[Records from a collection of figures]

▽

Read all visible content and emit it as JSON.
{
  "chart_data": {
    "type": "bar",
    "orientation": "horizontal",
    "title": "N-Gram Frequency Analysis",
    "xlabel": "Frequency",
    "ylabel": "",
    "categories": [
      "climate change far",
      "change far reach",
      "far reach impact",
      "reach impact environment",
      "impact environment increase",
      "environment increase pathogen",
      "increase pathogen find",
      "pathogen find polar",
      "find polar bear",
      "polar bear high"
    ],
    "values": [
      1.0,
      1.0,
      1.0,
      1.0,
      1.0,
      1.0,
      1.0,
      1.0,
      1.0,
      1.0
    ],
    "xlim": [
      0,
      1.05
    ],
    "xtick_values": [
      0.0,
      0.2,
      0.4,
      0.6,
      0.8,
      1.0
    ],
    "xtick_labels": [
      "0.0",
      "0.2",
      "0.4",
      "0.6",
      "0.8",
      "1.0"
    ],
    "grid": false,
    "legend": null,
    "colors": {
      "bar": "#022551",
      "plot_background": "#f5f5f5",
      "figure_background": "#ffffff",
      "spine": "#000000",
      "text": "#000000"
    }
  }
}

△

-- PROBLEM TO SOLVE --
Check each line of the entries for the string "find". Copy the lines that have it.

-- OUTPUT OF THE TASK --
      "increase pathogen find",
      "pathogen find polar",
      "find polar bear",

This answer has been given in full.